Directions for this task » Repeat the listing in full. Nothing may be added or left out.

Provided material »
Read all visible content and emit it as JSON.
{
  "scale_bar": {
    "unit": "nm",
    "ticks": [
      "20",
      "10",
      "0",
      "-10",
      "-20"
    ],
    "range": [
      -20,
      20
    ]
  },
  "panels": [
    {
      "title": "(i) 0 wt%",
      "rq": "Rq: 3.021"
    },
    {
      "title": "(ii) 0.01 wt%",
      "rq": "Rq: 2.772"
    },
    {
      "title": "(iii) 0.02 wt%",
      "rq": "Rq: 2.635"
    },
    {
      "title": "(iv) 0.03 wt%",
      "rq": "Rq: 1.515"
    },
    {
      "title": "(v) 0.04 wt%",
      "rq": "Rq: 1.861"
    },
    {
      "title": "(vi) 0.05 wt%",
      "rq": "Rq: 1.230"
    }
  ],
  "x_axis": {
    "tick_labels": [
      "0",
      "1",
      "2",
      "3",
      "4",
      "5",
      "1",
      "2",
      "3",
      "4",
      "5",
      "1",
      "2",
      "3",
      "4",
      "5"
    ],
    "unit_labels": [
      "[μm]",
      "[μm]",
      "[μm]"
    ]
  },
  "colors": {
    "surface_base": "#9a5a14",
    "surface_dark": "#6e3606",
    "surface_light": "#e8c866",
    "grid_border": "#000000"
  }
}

Full solution »
Read all visible content and emit it as JSON.
{
  "scale_bar": {
    "unit": "nm",
    "ticks": [
      "20",
      "10",
      "0",
      "-10",
      "-20"
    ],
    "range": [
      -20,
      20
    ]
  },
  "panels": [
    {
      "title": "(i) 0 wt%",
      "rq": "Rq: 3.021"
    },
    {
      "title": "(ii) 0.01 wt%",
      "rq": "Rq: 2.772"
    },
    {
      "title": "(iii) 0.02 wt%",
      "rq": "Rq: 2.635"
    },
    {
      "title": "(iv) 0.03 wt%",
      "rq": "Rq: 1.515"
    },
    {
      "title": "(v) 0.04 wt%",
      "rq": "Rq: 1.861"
    },
    {
      "title": "(vi) 0.05 wt%",
      "rq": "Rq: 1.230"
    }
  ],
  "x_axis": {
    "tick_labels": [
      "0",
      "1",
      "2",
      "3",
      "4",
      "5",
      "1",
      "2",
      "3",
      "4",
      "5",
      "1",
      "2",
      "3",
      "4",
      "5"
    ],
    "unit_labels": [
      "[μm]",
      "[μm]",
      "[μm]"
    ]
  },
  "colors": {
    "surface_base": "#9a5a14",
    "surface_dark": "#6e3606",
    "surface_light": "#e8c866",
    "grid_border": "#000000"
  }
}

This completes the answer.